>> BEGIN Task input

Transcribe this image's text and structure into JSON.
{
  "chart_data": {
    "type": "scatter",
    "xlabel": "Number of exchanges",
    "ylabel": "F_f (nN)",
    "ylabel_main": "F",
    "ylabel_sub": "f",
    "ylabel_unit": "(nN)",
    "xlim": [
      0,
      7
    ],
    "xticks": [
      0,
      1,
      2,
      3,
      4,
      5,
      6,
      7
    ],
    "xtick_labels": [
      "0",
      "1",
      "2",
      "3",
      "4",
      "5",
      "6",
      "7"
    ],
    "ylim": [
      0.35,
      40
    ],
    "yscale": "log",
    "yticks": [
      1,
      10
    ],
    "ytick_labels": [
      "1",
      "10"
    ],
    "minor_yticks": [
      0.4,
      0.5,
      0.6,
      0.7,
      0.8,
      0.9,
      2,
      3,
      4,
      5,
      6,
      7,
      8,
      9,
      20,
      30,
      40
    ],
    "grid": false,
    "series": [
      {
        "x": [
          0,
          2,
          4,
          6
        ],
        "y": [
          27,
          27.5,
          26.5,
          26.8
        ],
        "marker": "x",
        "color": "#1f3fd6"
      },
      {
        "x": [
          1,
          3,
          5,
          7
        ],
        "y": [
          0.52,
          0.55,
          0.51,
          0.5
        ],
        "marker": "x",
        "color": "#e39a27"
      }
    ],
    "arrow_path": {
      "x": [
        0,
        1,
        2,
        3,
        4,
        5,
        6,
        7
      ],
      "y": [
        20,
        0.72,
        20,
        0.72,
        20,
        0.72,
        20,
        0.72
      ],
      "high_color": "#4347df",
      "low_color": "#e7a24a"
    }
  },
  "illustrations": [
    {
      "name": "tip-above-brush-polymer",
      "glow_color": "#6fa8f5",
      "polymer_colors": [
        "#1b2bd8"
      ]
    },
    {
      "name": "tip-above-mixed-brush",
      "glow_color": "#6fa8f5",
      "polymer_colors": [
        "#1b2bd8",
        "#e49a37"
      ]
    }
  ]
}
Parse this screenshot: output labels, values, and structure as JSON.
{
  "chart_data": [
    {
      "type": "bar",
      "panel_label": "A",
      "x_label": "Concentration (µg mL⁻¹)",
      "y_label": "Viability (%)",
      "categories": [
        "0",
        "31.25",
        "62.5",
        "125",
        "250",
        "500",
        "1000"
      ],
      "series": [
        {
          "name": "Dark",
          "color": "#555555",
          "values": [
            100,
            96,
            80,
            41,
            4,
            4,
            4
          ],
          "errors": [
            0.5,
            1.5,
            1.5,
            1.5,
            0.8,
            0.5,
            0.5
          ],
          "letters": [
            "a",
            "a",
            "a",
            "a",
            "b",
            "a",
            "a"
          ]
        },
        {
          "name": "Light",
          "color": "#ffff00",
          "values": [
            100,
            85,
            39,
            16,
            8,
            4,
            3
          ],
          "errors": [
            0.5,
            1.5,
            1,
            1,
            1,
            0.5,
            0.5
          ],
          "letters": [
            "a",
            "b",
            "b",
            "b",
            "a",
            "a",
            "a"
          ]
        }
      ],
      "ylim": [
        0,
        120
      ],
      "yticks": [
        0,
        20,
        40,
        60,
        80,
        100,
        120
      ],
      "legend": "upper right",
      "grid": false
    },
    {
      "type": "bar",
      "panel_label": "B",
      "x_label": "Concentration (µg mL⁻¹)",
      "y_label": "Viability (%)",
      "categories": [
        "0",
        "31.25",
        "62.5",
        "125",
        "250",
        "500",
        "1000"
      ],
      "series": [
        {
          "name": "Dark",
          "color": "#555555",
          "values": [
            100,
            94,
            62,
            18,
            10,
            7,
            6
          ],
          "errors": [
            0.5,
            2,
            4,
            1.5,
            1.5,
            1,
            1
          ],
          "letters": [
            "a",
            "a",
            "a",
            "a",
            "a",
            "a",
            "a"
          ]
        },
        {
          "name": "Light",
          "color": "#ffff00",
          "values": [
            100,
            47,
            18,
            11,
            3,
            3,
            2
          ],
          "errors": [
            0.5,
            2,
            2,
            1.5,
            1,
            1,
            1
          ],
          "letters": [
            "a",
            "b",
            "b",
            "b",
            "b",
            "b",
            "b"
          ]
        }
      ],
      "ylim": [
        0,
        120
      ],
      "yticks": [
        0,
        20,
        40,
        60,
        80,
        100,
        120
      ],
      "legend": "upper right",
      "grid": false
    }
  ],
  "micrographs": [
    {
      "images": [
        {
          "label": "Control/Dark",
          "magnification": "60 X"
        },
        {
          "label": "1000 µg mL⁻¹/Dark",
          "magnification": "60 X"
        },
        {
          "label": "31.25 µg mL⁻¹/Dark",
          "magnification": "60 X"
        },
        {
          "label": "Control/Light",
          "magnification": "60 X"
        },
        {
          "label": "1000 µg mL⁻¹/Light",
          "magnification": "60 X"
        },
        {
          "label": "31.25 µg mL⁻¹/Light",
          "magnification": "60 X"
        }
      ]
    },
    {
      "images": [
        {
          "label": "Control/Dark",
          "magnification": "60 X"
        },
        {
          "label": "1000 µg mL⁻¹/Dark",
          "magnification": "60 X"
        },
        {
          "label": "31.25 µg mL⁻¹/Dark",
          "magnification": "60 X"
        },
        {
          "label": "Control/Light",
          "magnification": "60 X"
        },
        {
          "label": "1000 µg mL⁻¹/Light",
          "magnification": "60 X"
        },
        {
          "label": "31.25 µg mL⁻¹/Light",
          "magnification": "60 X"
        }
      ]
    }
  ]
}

>> END Task input

:: Exercise ::
Reproduce every line of the data verbatim.

:: In response ::
Transcribe this image's text and structure into JSON.
{
  "chart_data": {
    "type": "scatter",
    "xlabel": "Number of exchanges",
    "ylabel": "F_f (nN)",
    "ylabel_main": "F",
    "ylabel_sub": "f",
    "ylabel_unit": "(nN)",
    "xlim": [
      0,
      7
    ],
    "xticks": [
      0,
      1,
      2,
      3,
      4,
      5,
      6,
      7
    ],
    "xtick_labels": [
      "0",
      "1",
      "2",
      "3",
      "4",
      "5",
      "6",
      "7"
    ],
    "ylim": [
      0.35,
      40
    ],
    "yscale": "log",
    "yticks": [
      1,
      10
    ],
    "ytick_labels": [
      "1",
      "10"
    ],
    "minor_yticks": [
      0.4,
      0.5,
      0.6,
      0.7,
      0.8,
      0.9,
      2,
      3,
      4,
      5,
      6,
      7,
      8,
      9,
      20,
      30,
      40
    ],
    "grid": false,
    "series": [
      {
        "x": [
          0,
          2,
          4,
          6
        ],
        "y": [
          27,
          27.5,
          26.5,
          26.8
        ],
        "marker": "x",
        "color": "#1f3fd6"
      },
      {
        "x": [
          1,
          3,
          5,
          7
        ],
        "y": [
          0.52,
          0.55,
          0.51,
          0.5
        ],
        "marker": "x",
        "color": "#e39a27"
      }
    ],
    "arrow_path": {
      "x": [
        0,
        1,
        2,
        3,
        4,
        5,
        6,
        7
      ],
      "y": [
        20,
        0.72,
        20,
        0.72,
        20,
        0.72,
        20,
        0.72
      ],
      "high_color": "#4347df",
      "low_color": "#e7a24a"
    }
  },
  "illustrations": [
    {
      "name": "tip-above-brush-polymer",
      "glow_color": "#6fa8f5",
      "polymer_colors": [
        "#1b2bd8"
      ]
    },
    {
      "name": "tip-above-mixed-brush",
      "glow_color": "#6fa8f5",
      "polymer_colors": [
        "#1b2bd8",
        "#e49a37"
      ]
    }
  ]
}
Parse this screenshot: output labels, values, and structure as JSON.
{
  "chart_data": [
    {
      "type": "bar",
      "panel_label": "A",
      "x_label": "Concentration (µg mL⁻¹)",
      "y_label": "Viability (%)",
      "categories": [
        "0",
        "31.25",
        "62.5",
        "125",
        "250",
        "500",
        "1000"
      ],
      "series": [
        {
          "name": "Dark",
          "color": "#555555",
          "values": [
            100,
            96,
            80,
            41,
            4,
            4,
            4
          ],
          "errors": [
            0.5,
            1.5,
            1.5,
            1.5,
            0.8,
            0.5,
            0.5
          ],
          "letters": [
            "a",
            "a",
            "a",
            "a",
            "b",
            "a",
            "a"
          ]
        },
        {
          "name": "Light",
          "color": "#ffff00",
          "values": [
            100,
            85,
            39,
            16,
            8,
            4,
            3
          ],
          "errors": [
            0.5,
            1.5,
            1,
            1,
            1,
            0.5,
            0.5
          ],
          "letters": [
            "a",
            "b",
            "b",
            "b",
            "a",
            "a",
            "a"
          ]
        }
      ],
      "ylim": [
        0,
        120
      ],
      "yticks": [
        0,
        20,
        40,
        60,
        80,
        100,
        120
      ],
      "legend": "upper right",
      "grid": false
    },
    {
      "type": "bar",
      "panel_label": "B",
      "x_label": "Concentration (µg mL⁻¹)",
      "y_label": "Viability (%)",
      "categories": [
        "0",
        "31.25",
        "62.5",
        "125",
        "250",
        "500",
        "1000"
      ],
      "series": [
        {
          "name": "Dark",
          "color": "#555555",
          "values": [
            100,
            94,
            62,
            18,
            10,
            7,
            6
          ],
          "errors": [
            0.5,
            2,
            4,
            1.5,
            1.5,
            1,
            1
          ],
          "letters": [
            "a",
            "a",
            "a",
            "a",
            "a",
            "a",
            "a"
          ]
        },
        {
          "name": "Light",
          "color": "#ffff00",
          "values": [
            100,
            47,
            18,
            11,
            3,
            3,
            2
          ],
          "errors": [
            0.5,
            2,
            2,
            1.5,
            1,
            1,
            1
          ],
          "letters": [
            "a",
            "b",
            "b",
            "b",
            "b",
            "b",
            "b"
          ]
        }
      ],
      "ylim": [
        0,
        120
      ],
      "yticks": [
        0,
        20,
        40,
        60,
        80,
        100,
        120
      ],
      "legend": "upper right",
      "grid": false
    }
  ],
  "micrographs": [
    {
      "images": [
        {
          "label": "Control/Dark",
          "magnification": "60 X"
        },
        {
          "label": "1000 µg mL⁻¹/Dark",
          "magnification": "60 X"
        },
        {
          "label": "31.25 µg mL⁻¹/Dark",
          "magnification": "60 X"
        },
        {
          "label": "Control/Light",
          "magnification": "60 X"
        },
        {
          "label": "1000 µg mL⁻¹/Light",
          "magnification": "60 X"
        },
        {
          "label": "31.25 µg mL⁻¹/Light",
          "magnification": "60 X"
        }
      ]
    },
    {
      "images": [
        {
          "label": "Control/Dark",
          "magnification": "60 X"
        },
        {
          "label": "1000 µg mL⁻¹/Dark",
          "magnification": "60 X"
        },
        {
          "label": "31.25 µg mL⁻¹/Dark",
          "magnification": "60 X"
        },
        {
          "label": "Control/Light",
          "magnification": "60 X"
        },
        {
          "label": "1000 µg mL⁻¹/Light",
          "magnification": "60 X"
        },
        {
          "label": "31.25 µg mL⁻¹/Light",
          "magnification": "60 X"
        }
      ]
    }
  ]
}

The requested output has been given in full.